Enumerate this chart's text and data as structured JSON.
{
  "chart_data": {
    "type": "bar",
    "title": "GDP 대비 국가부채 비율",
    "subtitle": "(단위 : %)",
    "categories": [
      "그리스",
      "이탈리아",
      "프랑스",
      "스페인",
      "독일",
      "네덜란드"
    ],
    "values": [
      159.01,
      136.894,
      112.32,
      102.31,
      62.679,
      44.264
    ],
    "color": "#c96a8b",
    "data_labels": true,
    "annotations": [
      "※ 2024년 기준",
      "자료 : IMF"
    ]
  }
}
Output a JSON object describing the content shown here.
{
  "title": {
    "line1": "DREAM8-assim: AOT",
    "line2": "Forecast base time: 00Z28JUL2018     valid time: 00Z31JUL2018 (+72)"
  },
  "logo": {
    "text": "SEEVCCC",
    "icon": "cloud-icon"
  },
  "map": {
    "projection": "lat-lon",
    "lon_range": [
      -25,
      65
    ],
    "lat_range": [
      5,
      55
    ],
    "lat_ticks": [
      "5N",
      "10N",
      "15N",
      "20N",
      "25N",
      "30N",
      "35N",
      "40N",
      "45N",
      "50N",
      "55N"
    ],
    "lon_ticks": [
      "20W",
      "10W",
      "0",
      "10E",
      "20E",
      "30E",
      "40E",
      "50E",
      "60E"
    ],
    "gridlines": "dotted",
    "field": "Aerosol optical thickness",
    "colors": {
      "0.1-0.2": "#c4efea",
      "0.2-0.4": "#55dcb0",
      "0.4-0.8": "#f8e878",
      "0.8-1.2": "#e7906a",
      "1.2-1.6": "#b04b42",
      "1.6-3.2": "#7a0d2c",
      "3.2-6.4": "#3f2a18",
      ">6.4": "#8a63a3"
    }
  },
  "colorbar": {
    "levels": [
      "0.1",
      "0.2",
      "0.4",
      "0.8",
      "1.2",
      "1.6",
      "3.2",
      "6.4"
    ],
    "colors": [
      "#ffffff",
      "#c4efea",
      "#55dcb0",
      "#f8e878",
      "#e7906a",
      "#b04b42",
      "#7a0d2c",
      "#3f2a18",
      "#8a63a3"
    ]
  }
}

# WHAT TO PRODUCE
From the entries above, list each line with "text" in it.

# EXPECTED ANSWER
Enumerate this chart's text and data as structured JSON.
    "text": "SEEVCCC",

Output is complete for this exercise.